Problem statement >> Print the listing that follows, character for character.

Recorded information >>
-- Begin --

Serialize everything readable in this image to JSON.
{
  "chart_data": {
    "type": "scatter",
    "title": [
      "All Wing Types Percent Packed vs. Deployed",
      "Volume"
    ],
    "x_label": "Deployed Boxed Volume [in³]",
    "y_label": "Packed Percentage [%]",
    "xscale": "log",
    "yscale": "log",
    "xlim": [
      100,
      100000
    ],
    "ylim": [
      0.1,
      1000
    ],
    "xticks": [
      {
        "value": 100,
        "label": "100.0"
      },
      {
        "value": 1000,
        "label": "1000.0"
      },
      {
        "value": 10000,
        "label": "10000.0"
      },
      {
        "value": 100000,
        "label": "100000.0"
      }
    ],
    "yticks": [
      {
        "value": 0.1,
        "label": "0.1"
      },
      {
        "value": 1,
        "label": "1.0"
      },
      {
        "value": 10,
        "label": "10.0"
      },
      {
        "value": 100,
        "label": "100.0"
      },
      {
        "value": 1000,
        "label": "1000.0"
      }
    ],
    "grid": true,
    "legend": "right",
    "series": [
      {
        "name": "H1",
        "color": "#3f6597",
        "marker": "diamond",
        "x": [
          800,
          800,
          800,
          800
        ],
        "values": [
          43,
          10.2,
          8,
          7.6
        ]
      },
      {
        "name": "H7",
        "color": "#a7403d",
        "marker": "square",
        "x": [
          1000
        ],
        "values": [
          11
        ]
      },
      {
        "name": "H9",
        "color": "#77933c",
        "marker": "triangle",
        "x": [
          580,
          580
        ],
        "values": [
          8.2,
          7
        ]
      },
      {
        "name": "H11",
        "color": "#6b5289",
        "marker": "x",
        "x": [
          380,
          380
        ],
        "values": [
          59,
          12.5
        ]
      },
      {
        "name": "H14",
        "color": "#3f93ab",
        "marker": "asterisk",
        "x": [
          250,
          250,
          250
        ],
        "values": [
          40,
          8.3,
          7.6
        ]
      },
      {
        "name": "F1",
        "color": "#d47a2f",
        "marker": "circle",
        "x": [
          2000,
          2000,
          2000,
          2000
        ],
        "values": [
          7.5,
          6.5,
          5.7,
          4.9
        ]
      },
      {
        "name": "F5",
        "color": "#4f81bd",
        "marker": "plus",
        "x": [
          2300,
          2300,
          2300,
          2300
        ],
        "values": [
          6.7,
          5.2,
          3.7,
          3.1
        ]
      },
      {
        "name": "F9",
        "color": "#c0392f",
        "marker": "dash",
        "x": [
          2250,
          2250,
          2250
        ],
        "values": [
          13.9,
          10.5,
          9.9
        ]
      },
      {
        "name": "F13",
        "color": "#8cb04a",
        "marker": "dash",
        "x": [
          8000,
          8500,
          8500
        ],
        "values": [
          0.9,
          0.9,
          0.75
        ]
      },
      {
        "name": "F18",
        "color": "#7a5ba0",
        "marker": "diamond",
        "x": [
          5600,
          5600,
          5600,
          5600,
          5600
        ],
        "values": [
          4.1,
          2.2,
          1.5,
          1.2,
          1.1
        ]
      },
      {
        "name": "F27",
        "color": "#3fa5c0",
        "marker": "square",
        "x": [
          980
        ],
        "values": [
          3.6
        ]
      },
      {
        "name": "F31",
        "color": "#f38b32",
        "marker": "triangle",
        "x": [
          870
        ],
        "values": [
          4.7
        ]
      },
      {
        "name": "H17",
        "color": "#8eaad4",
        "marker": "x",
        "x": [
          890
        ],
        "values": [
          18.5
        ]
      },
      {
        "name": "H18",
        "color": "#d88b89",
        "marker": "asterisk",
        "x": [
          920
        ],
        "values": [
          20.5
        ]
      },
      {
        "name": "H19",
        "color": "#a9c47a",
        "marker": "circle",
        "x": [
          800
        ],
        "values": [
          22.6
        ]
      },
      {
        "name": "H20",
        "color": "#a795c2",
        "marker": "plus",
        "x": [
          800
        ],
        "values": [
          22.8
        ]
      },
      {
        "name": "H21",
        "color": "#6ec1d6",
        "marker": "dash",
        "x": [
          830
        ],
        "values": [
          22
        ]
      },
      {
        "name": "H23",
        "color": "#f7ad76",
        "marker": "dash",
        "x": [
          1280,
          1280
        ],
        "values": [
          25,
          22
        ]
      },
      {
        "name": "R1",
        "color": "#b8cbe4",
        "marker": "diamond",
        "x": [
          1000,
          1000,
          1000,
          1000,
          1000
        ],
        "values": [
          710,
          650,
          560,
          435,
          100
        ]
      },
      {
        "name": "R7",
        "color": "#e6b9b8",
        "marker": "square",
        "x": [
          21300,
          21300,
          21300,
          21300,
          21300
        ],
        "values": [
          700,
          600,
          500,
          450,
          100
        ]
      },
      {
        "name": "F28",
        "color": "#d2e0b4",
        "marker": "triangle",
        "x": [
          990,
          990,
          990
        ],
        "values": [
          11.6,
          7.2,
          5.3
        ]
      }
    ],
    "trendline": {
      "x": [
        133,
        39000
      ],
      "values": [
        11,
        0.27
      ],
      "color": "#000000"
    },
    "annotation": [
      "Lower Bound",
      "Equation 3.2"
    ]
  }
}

-- End --

Task response >>
Serialize everything readable in this image to JSON.
{
  "chart_data": {
    "type": "scatter",
    "title": [
      "All Wing Types Percent Packed vs. Deployed",
      "Volume"
    ],
    "x_label": "Deployed Boxed Volume [in³]",
    "y_label": "Packed Percentage [%]",
    "xscale": "log",
    "yscale": "log",
    "xlim": [
      100,
      100000
    ],
    "ylim": [
      0.1,
      1000
    ],
    "xticks": [
      {
        "value": 100,
        "label": "100.0"
      },
      {
        "value": 1000,
        "label": "1000.0"
      },
      {
        "value": 10000,
        "label": "10000.0"
      },
      {
        "value": 100000,
        "label": "100000.0"
      }
    ],
    "yticks": [
      {
        "value": 0.1,
        "label": "0.1"
      },
      {
        "value": 1,
        "label": "1.0"
      },
      {
        "value": 10,
        "label": "10.0"
      },
      {
        "value": 100,
        "label": "100.0"
      },
      {
        "value": 1000,
        "label": "1000.0"
      }
    ],
    "grid": true,
    "legend": "right",
    "series": [
      {
        "name": "H1",
        "color": "#3f6597",
        "marker": "diamond",
        "x": [
          800,
          800,
          800,
          800
        ],
        "values": [
          43,
          10.2,
          8,
          7.6
        ]
      },
      {
        "name": "H7",
        "color": "#a7403d",
        "marker": "square",
        "x": [
          1000
        ],
        "values": [
          11
        ]
      },
      {
        "name": "H9",
        "color": "#77933c",
        "marker": "triangle",
        "x": [
          580,
          580
        ],
        "values": [
          8.2,
          7
        ]
      },
      {
        "name": "H11",
        "color": "#6b5289",
        "marker": "x",
        "x": [
          380,
          380
        ],
        "values": [
          59,
          12.5
        ]
      },
      {
        "name": "H14",
        "color": "#3f93ab",
        "marker": "asterisk",
        "x": [
          250,
          250,
          250
        ],
        "values": [
          40,
          8.3,
          7.6
        ]
      },
      {
        "name": "F1",
        "color": "#d47a2f",
        "marker": "circle",
        "x": [
          2000,
          2000,
          2000,
          2000
        ],
        "values": [
          7.5,
          6.5,
          5.7,
          4.9
        ]
      },
      {
        "name": "F5",
        "color": "#4f81bd",
        "marker": "plus",
        "x": [
          2300,
          2300,
          2300,
          2300
        ],
        "values": [
          6.7,
          5.2,
          3.7,
          3.1
        ]
      },
      {
        "name": "F9",
        "color": "#c0392f",
        "marker": "dash",
        "x": [
          2250,
          2250,
          2250
        ],
        "values": [
          13.9,
          10.5,
          9.9
        ]
      },
      {
        "name": "F13",
        "color": "#8cb04a",
        "marker": "dash",
        "x": [
          8000,
          8500,
          8500
        ],
        "values": [
          0.9,
          0.9,
          0.75
        ]
      },
      {
        "name": "F18",
        "color": "#7a5ba0",
        "marker": "diamond",
        "x": [
          5600,
          5600,
          5600,
          5600,
          5600
        ],
        "values": [
          4.1,
          2.2,
          1.5,
          1.2,
          1.1
        ]
      },
      {
        "name": "F27",
        "color": "#3fa5c0",
        "marker": "square",
        "x": [
          980
        ],
        "values": [
          3.6
        ]
      },
      {
        "name": "F31",
        "color": "#f38b32",
        "marker": "triangle",
        "x": [
          870
        ],
        "values": [
          4.7
        ]
      },
      {
        "name": "H17",
        "color": "#8eaad4",
        "marker": "x",
        "x": [
          890
        ],
        "values": [
          18.5
        ]
      },
      {
        "name": "H18",
        "color": "#d88b89",
        "marker": "asterisk",
        "x": [
          920
        ],
        "values": [
          20.5
        ]
      },
      {
        "name": "H19",
        "color": "#a9c47a",
        "marker": "circle",
        "x": [
          800
        ],
        "values": [
          22.6
        ]
      },
      {
        "name": "H20",
        "color": "#a795c2",
        "marker": "plus",
        "x": [
          800
        ],
        "values": [
          22.8
        ]
      },
      {
        "name": "H21",
        "color": "#6ec1d6",
        "marker": "dash",
        "x": [
          830
        ],
        "values": [
          22
        ]
      },
      {
        "name": "H23",
        "color": "#f7ad76",
        "marker": "dash",
        "x": [
          1280,
          1280
        ],
        "values": [
          25,
          22
        ]
      },
      {
        "name": "R1",
        "color": "#b8cbe4",
        "marker": "diamond",
        "x": [
          1000,
          1000,
          1000,
          1000,
          1000
        ],
        "values": [
          710,
          650,
          560,
          435,
          100
        ]
      },
      {
        "name": "R7",
        "color": "#e6b9b8",
        "marker": "square",
        "x": [
          21300,
          21300,
          21300,
          21300,
          21300
        ],
        "values": [
          700,
          600,
          500,
          450,
          100
        ]
      },
      {
        "name": "F28",
        "color": "#d2e0b4",
        "marker": "triangle",
        "x": [
          990,
          990,
          990
        ],
        "values": [
          11.6,
          7.2,
          5.3
        ]
      }
    ],
    "trendline": {
      "x": [
        133,
        39000
      ],
      "values": [
        11,
        0.27
      ],
      "color": "#000000"
    },
    "annotation": [
      "Lower Bound",
      "Equation 3.2"
    ]
  }
}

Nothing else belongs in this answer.